* **Цель задания A**
Какие два пути к высшему состоянию сознания известны из истории мистики согласно тексту для чтения?

··· Текст для чтения

Напротив, те, кто видит в этом состоянии соединение с трансцендентным миром, должны его, это соединение, ценить больше всего на свете и постоянно думать, как сделать это состояние произвольным, проникнутым светом разума, служащим человеку и его целям.
Таких людей, верящих в возможность произвольного энтузиазма — состояния более высокого, чем незаслуженный дар Божества, — таких людей мы называем мистиками, и к ним себя причислял Вл. Соловьев. Какие же пути для достижения высшего состояния человеческого сознания, истинного вдохновения, которое мы можем противоположить непроизвольному вдохновению, или одержимости, указывают мистики?
Из истории мистики мы знаем лишь два пути: путь познания и путь деятельный — осуществление того, что открылось в состоянии вдохновения, своего или чужого, признаваемого за авторитет. Первый путь описан, например у Плотина, следующим образом:
‘Так как в момент лицезрения Бога исчезает всякая двойственность, так как созерцающий дух отождествляется до такой степени с созерцаемым, что, собственно говоря, не созерцает его, а сливается с ним воедино, то понятно, что лишь тот может сохранить в себе образ Бога, кто может сохранить целым воспоминание о том, каким сам он был во время лицезрения Божия, бывает же сам он тогда в состоянии такого объединения, сосредоточения, в котором не сознает никакого различия ни в себе самом, ни в отношении ко всему другому, в этом экзальтированном его состоянии никакая душевная деятельность не проявляет себя: ни гнев, ни пожелание, ни рассудок, ни даже мышление, можно сказать, что он и сам тут весь как бы исчезает, ибо, восхищенный и исступленный, очутившись в полном уединении от всего и в совершенной тишине, погрузившись всецело в глубину собственного существа, не обращая внимания ни на что другое, даже на самого себя, он словно столбенеет, весь обращается в полный чистый покой, даже ничто прекрасное не привлекает его в то время, как дух его воспаряет выше самой красоты, выше всего сонма добродетелей, подобно тому как проникший во внутреннее святилище оставляет позади себя статуи, стоящие в храме, как такие предметы, которые предстанут первыми его взору уже после того, как он узреет сокровенное святая святых и насладится общением не с образом или изваянием, которому принадлежит лишь второстепенное значение, а с самим Божеством. Собственно говоря, слова ‘созерцание’, ‘зрелище’ не выражают вполне характера этого состояния души в общении с Богом, ибо это есть скорее всего экстаз, превращение себя в нечто совершенно простое и чистое, прилив силы, жажда теснейшего единения, а в конце концов полнейшее успокоение, а кто рассчитывает как-либо иначе узреть Бога, тот едва ли успеет достигнуть общения с ним’ {Мы воспользовались переводом И. И. Лапшина. — Примеч. авт.}.

······
··· Выдержки из данных

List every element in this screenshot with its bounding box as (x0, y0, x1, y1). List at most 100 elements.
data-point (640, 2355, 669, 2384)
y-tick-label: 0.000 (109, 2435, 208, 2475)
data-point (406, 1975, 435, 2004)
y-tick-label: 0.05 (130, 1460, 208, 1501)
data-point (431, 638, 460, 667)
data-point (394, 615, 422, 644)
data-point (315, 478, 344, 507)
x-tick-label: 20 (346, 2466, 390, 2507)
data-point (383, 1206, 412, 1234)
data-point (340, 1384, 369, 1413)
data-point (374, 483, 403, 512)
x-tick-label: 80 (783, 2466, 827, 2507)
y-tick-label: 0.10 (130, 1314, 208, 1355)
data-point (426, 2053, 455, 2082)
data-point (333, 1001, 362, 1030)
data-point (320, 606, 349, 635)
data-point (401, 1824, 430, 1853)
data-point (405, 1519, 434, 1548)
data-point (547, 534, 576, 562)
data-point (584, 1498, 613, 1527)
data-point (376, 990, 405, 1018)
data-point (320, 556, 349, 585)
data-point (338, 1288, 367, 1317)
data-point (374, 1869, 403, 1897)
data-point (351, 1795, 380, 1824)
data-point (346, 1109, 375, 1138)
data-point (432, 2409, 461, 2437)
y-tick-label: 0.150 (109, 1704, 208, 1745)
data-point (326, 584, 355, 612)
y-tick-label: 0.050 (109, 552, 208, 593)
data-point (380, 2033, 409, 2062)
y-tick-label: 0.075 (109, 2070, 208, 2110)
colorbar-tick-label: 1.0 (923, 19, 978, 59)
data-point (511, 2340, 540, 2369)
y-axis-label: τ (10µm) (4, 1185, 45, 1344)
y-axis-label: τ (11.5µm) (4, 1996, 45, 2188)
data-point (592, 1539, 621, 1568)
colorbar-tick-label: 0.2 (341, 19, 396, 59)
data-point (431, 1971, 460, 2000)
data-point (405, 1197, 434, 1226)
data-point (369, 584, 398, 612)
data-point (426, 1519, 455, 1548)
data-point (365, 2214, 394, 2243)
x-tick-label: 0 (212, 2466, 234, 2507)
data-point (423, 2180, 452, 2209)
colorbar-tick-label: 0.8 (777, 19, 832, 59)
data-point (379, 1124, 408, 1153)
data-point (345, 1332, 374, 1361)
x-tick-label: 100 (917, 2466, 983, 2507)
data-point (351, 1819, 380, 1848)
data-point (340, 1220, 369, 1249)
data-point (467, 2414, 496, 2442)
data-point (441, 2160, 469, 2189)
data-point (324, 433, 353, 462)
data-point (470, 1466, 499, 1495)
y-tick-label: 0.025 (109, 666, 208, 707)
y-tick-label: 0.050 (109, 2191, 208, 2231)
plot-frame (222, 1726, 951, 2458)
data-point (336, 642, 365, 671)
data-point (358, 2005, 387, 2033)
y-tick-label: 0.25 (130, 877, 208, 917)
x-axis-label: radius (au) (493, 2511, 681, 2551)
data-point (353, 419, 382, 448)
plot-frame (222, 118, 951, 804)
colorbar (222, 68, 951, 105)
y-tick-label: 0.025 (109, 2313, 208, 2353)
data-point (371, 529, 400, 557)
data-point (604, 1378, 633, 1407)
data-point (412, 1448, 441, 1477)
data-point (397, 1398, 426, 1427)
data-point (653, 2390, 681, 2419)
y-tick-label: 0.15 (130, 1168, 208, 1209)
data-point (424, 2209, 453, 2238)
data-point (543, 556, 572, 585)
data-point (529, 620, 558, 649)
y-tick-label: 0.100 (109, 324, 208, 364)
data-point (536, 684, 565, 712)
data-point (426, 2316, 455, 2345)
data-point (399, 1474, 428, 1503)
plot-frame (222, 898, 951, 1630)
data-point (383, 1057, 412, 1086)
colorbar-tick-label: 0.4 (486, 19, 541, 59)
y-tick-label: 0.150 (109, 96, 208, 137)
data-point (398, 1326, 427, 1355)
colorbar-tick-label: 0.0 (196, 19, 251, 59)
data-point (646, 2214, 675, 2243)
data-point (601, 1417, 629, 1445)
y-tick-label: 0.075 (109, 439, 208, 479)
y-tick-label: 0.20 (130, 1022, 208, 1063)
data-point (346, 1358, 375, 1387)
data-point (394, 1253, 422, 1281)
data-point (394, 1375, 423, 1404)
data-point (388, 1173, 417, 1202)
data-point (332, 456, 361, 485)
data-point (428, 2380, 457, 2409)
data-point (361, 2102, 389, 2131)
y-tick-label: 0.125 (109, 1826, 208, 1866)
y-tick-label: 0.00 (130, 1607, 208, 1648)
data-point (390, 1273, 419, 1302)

······

* **Цель задания B**
Выберите из записей все строки, в которых встречается слово «colorbar».

* **Ответ на задание A**
Путь познания и путь деятельный.

* **Ответ на задание B**
colorbar-tick-label: 1.0 (923, 19, 978, 59)
colorbar-tick-label: 0.2 (341, 19, 396, 59)
colorbar-tick-label: 0.8 (777, 19, 832, 59)
colorbar (222, 68, 951, 105)
colorbar-tick-label: 0.4 (486, 19, 541, 59)
colorbar-tick-label: 0.0 (196, 19, 251, 59)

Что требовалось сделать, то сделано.